▶ EXERCISE INSTRUCTIONS:
Return every line of the data below that includes the string "name".

▶ Data entries for graphics:

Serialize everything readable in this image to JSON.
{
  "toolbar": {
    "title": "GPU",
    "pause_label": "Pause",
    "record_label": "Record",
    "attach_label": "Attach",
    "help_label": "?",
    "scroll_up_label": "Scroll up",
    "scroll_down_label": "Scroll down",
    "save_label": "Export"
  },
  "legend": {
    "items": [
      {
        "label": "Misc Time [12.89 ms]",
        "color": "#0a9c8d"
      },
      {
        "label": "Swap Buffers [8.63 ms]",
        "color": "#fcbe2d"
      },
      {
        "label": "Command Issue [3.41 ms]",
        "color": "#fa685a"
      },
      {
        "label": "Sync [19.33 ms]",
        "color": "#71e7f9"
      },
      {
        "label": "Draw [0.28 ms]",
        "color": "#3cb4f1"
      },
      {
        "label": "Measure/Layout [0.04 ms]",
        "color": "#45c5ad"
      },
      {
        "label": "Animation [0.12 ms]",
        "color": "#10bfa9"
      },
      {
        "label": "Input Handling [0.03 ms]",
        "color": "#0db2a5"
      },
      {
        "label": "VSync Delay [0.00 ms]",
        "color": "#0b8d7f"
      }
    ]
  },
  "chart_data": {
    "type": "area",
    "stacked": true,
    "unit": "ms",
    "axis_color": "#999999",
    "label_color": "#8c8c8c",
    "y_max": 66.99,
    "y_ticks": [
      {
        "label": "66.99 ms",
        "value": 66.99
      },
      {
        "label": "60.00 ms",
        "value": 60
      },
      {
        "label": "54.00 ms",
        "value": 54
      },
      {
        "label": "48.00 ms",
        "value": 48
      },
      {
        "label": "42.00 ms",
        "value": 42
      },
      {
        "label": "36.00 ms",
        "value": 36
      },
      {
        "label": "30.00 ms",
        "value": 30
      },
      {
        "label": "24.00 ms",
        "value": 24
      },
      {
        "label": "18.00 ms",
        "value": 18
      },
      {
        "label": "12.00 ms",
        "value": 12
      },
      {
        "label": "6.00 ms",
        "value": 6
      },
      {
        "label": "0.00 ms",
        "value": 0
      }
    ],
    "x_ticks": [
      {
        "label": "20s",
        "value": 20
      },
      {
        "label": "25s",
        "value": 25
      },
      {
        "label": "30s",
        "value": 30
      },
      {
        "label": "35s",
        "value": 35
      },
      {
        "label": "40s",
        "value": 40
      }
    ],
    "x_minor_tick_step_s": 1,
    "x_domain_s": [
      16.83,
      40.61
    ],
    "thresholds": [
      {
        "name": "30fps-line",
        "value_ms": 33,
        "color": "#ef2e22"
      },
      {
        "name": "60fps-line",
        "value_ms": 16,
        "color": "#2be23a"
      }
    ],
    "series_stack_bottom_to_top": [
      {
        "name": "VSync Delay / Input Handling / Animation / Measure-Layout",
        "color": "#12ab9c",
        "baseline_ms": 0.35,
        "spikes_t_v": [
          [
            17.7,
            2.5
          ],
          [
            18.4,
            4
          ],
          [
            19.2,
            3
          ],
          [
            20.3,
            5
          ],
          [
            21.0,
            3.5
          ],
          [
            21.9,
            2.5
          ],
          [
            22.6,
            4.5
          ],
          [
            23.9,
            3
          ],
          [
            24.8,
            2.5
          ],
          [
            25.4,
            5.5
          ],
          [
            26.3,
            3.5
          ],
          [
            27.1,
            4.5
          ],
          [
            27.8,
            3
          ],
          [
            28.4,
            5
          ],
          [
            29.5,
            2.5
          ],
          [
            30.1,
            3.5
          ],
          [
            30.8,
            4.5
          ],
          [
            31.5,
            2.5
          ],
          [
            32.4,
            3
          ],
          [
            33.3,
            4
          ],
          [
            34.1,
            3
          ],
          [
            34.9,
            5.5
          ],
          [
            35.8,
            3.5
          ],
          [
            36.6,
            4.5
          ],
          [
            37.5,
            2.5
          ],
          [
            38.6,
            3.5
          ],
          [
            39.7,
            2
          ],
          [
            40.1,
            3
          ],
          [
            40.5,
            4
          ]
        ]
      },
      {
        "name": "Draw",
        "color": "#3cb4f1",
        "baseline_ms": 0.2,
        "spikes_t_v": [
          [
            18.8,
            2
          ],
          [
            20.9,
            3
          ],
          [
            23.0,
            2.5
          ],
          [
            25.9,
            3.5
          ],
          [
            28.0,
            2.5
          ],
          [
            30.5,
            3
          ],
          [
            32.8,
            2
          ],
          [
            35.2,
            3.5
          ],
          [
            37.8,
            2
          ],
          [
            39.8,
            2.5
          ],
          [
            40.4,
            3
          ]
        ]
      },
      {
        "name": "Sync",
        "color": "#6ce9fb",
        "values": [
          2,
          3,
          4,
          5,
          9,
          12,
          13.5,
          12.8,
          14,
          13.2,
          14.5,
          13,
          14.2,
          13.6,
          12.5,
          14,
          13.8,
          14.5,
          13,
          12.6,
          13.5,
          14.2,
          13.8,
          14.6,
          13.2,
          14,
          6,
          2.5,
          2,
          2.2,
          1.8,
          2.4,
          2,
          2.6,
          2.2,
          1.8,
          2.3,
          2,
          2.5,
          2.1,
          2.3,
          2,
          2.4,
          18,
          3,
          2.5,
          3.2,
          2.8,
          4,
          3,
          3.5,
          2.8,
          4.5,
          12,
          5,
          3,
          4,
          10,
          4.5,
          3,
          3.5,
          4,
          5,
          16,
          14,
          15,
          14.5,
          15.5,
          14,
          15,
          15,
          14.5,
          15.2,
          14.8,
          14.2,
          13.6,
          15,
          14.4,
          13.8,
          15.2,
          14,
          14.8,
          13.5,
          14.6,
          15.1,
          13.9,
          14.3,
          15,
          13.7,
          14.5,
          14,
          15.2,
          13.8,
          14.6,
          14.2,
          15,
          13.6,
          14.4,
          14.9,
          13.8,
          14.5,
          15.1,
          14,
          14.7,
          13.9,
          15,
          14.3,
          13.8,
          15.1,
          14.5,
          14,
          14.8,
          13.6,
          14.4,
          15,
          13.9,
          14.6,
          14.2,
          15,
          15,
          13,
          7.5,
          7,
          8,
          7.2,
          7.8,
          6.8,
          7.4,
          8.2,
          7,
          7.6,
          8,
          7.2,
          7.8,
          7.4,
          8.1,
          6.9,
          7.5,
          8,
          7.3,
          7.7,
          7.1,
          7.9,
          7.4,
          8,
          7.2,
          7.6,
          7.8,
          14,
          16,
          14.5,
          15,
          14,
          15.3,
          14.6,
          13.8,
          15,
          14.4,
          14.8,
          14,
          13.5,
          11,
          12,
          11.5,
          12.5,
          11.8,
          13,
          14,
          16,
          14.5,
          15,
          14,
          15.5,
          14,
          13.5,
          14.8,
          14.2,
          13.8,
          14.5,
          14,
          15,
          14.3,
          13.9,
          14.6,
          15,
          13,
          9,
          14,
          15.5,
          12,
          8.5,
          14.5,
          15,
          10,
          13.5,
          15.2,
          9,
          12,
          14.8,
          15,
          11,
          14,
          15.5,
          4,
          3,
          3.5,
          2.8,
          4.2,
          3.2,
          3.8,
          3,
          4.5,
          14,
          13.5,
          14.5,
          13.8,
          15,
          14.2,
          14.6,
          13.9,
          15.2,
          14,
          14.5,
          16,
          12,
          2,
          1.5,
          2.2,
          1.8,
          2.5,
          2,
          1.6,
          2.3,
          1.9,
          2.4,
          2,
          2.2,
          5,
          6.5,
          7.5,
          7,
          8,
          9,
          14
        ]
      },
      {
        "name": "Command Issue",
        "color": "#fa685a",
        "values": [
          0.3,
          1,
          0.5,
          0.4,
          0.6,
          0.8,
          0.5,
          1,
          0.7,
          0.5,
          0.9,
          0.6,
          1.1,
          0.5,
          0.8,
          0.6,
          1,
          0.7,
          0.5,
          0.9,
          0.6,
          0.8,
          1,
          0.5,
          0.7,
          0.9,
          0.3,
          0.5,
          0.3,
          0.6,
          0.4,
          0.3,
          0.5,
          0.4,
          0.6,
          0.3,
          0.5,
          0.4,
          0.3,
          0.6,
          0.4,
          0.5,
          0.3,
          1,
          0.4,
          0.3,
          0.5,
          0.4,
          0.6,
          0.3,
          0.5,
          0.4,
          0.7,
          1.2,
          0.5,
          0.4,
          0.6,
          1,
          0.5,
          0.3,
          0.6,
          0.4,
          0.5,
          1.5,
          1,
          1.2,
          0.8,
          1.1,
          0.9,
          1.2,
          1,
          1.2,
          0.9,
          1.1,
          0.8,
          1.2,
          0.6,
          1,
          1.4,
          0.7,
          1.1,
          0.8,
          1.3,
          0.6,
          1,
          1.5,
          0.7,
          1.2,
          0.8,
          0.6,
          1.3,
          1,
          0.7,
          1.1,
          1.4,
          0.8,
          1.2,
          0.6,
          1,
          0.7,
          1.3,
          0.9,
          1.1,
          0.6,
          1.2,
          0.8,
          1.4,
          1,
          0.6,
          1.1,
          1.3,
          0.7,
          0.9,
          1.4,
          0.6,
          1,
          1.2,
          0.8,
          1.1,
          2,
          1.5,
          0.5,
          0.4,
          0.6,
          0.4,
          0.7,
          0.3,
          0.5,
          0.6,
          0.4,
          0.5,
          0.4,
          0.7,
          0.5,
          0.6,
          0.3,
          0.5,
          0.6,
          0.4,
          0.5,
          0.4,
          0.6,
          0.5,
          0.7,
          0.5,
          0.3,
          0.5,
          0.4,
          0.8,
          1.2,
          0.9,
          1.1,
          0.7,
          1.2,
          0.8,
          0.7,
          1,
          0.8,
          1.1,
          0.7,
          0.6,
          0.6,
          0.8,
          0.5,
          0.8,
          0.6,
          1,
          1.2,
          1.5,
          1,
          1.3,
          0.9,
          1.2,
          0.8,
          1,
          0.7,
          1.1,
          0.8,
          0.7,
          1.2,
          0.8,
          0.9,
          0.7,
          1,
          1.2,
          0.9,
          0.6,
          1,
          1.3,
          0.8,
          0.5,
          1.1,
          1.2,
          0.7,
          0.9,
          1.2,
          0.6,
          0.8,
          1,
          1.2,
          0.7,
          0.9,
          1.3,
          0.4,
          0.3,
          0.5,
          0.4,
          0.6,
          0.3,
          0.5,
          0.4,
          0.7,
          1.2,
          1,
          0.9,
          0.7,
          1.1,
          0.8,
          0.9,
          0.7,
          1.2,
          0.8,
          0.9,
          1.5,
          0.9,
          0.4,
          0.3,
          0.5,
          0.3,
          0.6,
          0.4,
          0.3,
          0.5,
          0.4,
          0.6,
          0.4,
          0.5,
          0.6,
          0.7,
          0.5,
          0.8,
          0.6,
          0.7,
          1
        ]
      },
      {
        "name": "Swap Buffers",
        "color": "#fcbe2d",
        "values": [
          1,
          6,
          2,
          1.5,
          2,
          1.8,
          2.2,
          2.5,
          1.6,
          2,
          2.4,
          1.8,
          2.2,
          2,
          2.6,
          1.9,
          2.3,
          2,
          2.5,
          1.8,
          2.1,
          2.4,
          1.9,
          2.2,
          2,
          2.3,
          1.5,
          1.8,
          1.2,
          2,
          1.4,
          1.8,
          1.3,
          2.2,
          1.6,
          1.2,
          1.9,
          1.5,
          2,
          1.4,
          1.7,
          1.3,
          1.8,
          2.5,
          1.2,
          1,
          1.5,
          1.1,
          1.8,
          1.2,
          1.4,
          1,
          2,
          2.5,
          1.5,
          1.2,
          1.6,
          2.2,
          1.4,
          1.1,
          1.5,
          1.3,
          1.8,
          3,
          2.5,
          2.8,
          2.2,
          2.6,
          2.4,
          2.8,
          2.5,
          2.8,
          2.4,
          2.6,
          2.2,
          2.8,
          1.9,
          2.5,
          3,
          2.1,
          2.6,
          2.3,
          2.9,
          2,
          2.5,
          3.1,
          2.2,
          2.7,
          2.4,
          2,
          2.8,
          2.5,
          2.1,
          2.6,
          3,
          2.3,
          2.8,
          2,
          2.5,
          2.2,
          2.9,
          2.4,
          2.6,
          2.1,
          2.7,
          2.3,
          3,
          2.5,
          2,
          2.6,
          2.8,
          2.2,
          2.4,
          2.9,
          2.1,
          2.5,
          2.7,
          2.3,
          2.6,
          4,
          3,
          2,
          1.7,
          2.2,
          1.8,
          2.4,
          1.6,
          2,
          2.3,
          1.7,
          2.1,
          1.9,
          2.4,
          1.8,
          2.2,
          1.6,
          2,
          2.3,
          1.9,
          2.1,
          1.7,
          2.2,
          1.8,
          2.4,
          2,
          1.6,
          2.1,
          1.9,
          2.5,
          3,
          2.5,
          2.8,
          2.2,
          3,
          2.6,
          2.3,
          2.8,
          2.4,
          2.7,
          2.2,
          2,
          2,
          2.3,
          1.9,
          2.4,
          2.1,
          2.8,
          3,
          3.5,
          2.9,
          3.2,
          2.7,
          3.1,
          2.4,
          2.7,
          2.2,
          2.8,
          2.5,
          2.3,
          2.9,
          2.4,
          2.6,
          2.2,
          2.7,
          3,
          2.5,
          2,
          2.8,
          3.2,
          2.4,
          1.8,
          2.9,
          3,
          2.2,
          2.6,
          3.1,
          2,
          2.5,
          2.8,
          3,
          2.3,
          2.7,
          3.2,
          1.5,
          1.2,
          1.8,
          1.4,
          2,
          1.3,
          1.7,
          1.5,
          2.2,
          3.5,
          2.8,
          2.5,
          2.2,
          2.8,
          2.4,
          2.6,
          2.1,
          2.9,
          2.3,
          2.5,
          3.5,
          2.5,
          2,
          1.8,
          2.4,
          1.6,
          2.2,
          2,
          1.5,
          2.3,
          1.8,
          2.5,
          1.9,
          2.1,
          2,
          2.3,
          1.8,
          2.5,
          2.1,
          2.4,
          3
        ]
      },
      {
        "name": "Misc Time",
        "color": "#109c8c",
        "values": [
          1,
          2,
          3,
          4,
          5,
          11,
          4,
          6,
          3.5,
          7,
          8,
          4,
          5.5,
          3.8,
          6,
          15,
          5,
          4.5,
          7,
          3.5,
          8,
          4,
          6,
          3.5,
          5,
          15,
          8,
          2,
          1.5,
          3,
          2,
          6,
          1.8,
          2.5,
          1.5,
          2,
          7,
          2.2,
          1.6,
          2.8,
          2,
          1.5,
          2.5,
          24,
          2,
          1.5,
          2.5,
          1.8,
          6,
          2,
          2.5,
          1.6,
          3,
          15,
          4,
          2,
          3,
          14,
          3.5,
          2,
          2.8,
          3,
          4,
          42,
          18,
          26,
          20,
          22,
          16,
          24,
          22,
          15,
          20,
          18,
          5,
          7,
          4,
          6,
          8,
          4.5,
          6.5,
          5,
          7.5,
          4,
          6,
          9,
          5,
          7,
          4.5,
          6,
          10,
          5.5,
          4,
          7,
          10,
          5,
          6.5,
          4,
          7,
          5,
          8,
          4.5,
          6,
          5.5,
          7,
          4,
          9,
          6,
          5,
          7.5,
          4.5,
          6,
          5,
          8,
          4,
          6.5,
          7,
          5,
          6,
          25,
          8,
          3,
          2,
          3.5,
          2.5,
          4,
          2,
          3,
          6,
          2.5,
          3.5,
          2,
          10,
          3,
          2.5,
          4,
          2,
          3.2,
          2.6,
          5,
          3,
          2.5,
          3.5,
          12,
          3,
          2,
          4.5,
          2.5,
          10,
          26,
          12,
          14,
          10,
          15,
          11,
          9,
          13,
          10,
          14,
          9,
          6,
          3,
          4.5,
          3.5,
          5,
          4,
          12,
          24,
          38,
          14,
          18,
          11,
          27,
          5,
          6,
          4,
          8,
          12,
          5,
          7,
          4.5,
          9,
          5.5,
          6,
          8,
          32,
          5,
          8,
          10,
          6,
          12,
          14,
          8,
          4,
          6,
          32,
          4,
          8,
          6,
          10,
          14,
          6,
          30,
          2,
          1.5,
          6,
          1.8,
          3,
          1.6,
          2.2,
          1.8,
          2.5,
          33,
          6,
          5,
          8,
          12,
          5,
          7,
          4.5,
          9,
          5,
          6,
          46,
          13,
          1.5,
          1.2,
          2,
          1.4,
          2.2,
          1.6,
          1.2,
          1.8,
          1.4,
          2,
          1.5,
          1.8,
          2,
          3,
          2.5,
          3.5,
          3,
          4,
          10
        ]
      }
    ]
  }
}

▶ COMPLETED TASK:
        "name": "30fps-line",
        "name": "60fps-line",
        "name": "VSync Delay / Input Handling / Animation / Measure-Layout",
        "name": "Draw",
        "name": "Sync",
        "name": "Command Issue",
        "name": "Swap Buffers",
        "name": "Misc Time",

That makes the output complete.